*Brief:* Gather all lines in the data that hold the string "profile".

*Input material:*
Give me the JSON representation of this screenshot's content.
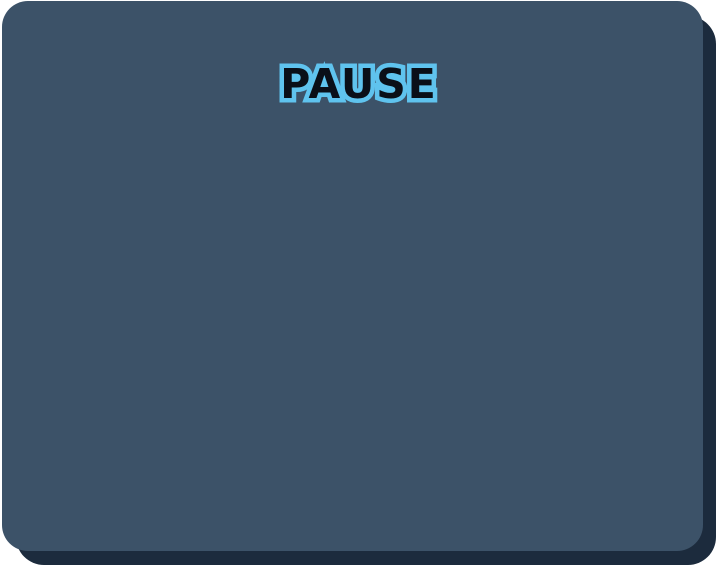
{
  "pause_menu": {
    "title": "PAUSE"
  },
  "colors": {
    "panel": "#3c5268",
    "panel_shadow": "#1c2b3d",
    "title_fill": "#0a0f18",
    "title_outline": "#5fc3ee"
  }
}
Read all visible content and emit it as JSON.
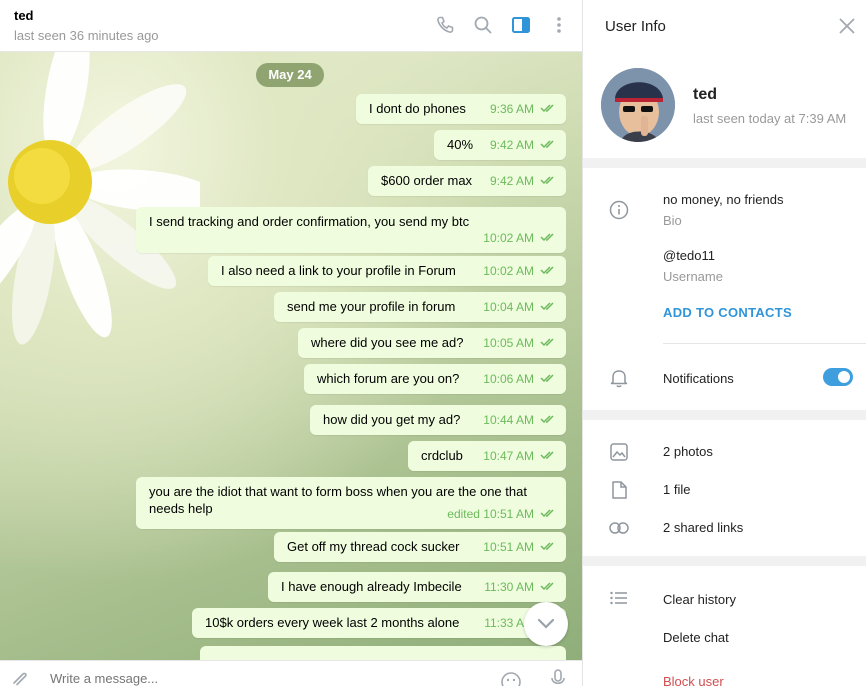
{
  "chat": {
    "title": "ted",
    "status": "last seen 36 minutes ago",
    "date_pill": "May 24",
    "composer_placeholder": "Write a message...",
    "messages": [
      {
        "text": "I dont do phones",
        "time": "9:36 AM"
      },
      {
        "text": "40%",
        "time": "9:42 AM"
      },
      {
        "text": "$600 order max",
        "time": "9:42 AM"
      },
      {
        "text": "I send tracking and order confirmation, you send my btc",
        "time": "10:02 AM"
      },
      {
        "text": "I also need a link to your profile in Forum",
        "time": "10:02 AM"
      },
      {
        "text": "send me your profile in forum",
        "time": "10:04 AM"
      },
      {
        "text": "where did you see me ad?",
        "time": "10:05 AM"
      },
      {
        "text": "which forum are you on?",
        "time": "10:06 AM"
      },
      {
        "text": "how did you get my ad?",
        "time": "10:44 AM"
      },
      {
        "text": "crdclub",
        "time": "10:47 AM"
      },
      {
        "text": "you are the idiot that want to form boss when you are the one that needs help",
        "time": "edited 10:51 AM"
      },
      {
        "text": "Get off my thread cock sucker",
        "time": "10:51 AM"
      },
      {
        "text": "I have enough already Imbecile",
        "time": "11:30 AM"
      },
      {
        "text": "10$k orders every week last 2 months alone",
        "time": "11:33 AM"
      }
    ],
    "icons": {
      "call": "phone-icon",
      "search": "search-icon",
      "sidebar": "sidebar-toggle-icon",
      "more": "more-vertical-icon",
      "attach": "paperclip-icon",
      "emoji": "emoji-icon",
      "mic": "microphone-icon",
      "scroll": "chevron-down-icon"
    }
  },
  "info": {
    "title": "User Info",
    "name": "ted",
    "last_seen": "last seen today at 7:39 AM",
    "bio": "no money, no friends",
    "bio_label": "Bio",
    "username": "@tedo11",
    "username_label": "Username",
    "add_contacts": "ADD TO CONTACTS",
    "notifications": "Notifications",
    "notifications_on": true,
    "media": {
      "photos": "2 photos",
      "files": "1 file",
      "links": "2 shared links"
    },
    "actions": {
      "clear": "Clear history",
      "delete": "Delete chat",
      "block": "Block user"
    }
  },
  "colors": {
    "bubble_out": "#effdde",
    "time_green": "#6cba5c",
    "accent_blue": "#2f95d8",
    "danger_red": "#d14e4e"
  }
}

*Written answer:*
        "text": "I also need a link to your profile in Forum",
        "text": "send me your profile in forum",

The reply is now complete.